Written problem:
All of the data should be repeated exactly; pictures are not part of the copy.

Records shown:
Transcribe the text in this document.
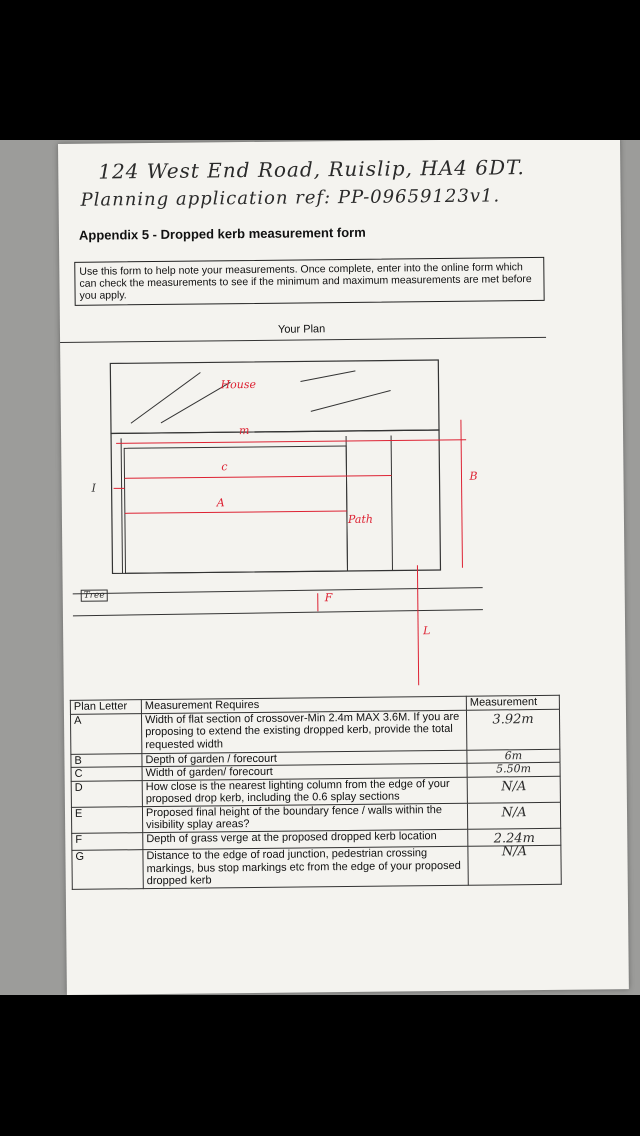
124 West End Road, Ruislip, HA4 6DT.
Planning application ref: PP-09659123v1.
Appendix 5 - Dropped kerb measurement form
Use this form to help note your measurements. Once complete, enter into the online form which can check the measurements to see if the minimum and maximum measurements are met before you apply.
Your Plan
House
m
c
A
Path
B
I
Tree	F
L
Plan Letter	Measurement Requires	Measurement
A	Width of flat section of crossover-Min 2.4m MAX 3.6M. If you are proposing to extend the existing dropped kerb, provide the total requested width	3.92m
B	Depth of garden / forecourt	6m
C	Width of garden/ forecourt	5.50m
D	How close is the nearest lighting column from the edge of your proposed drop kerb, including the 0.6 splay sections	N/A
E	Proposed final height of the boundary fence / walls within the visibility splay areas?	N/A
F	Depth of grass verge at the proposed dropped kerb location	2.24m
G	Distance to the edge of road junction, pedestrian crossing markings, bus stop markings etc from the edge of your proposed dropped kerb	N/A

Problem solution:
Transcribe the text in this document.
124 West End Road, Ruislip, HA4 6DT.
Planning application ref: PP-09659123v1.
Appendix 5 - Dropped kerb measurement form
Use this form to help note your measurements. Once complete, enter into the online form which can check the measurements to see if the minimum and maximum measurements are met before you apply.
Your Plan
House
m
c
A
Path
B
I
Tree	F
L
Plan Letter	Measurement Requires	Measurement
A	Width of flat section of crossover-Min 2.4m MAX 3.6M. If you are proposing to extend the existing dropped kerb, provide the total requested width	3.92m
B	Depth of garden / forecourt	6m
C	Width of garden/ forecourt	5.50m
D	How close is the nearest lighting column from the edge of your proposed drop kerb, including the 0.6 splay sections	N/A
E	Proposed final height of the boundary fence / walls within the visibility splay areas?	N/A
F	Depth of grass verge at the proposed dropped kerb location	2.24m
G	Distance to the edge of road junction, pedestrian crossing markings, bus stop markings etc from the edge of your proposed dropped kerb	N/A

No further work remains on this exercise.